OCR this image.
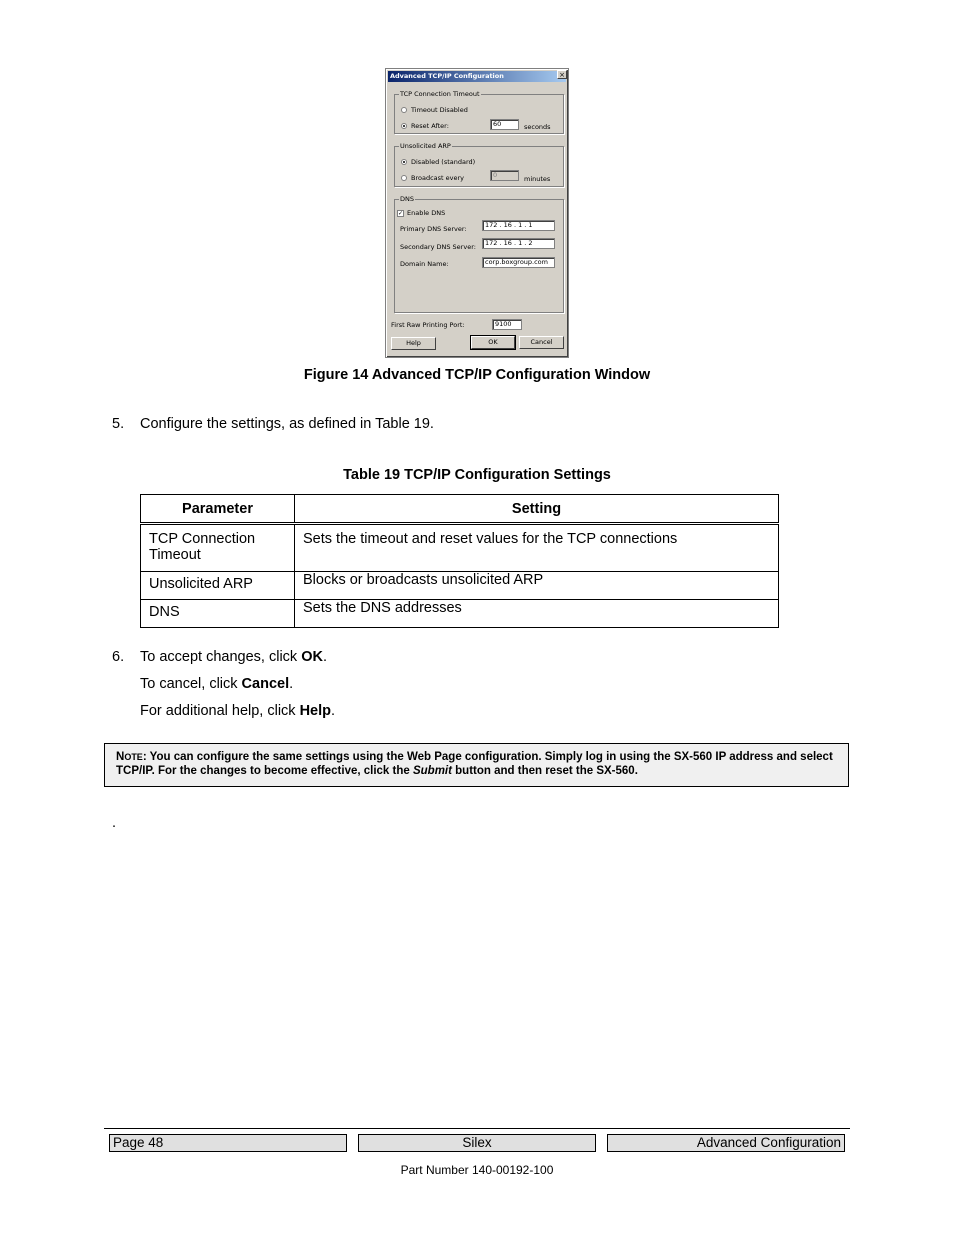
Advanced TCP/IP Configuration	×
TCP Connection Timeout
Timeout Disabled
Reset After:	60	seconds
Unsolicited ARP
Disabled (standard)
Broadcast every	0	minutes
DNS
✓ Enable DNS
Primary DNS Server:	172 . 16 . 1 . 1
Secondary DNS Server:	172 . 16 . 1 . 2
Domain Name:	corp.boxgroup.com
First Raw Printing Port:	9100
Help	OK	Cancel
Figure 14 Advanced TCP/IP Configuration Window
5. Configure the settings, as defined in Table 19.
Table 19 TCP/IP Configuration Settings
Parameter	Setting
TCP Connection Timeout	Sets the timeout and reset values for the TCP connections
Unsolicited ARP	Blocks or broadcasts unsolicited ARP
DNS	Sets the DNS addresses
6. To accept changes, click OK.
To cancel, click Cancel.
For additional help, click Help.
NOTE: You can configure the same settings using the Web Page configuration. Simply log in using the SX-560 IP address and select TCP/IP. For the changes to become effective, click the Submit button and then reset the SX-560.
.
Page 48	Silex	Advanced Configuration
Part Number 140-00192-100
────
AIM
What is the number of lines above that contain the string "Connection"? Answer with the number alone.

TASK ANSWER
2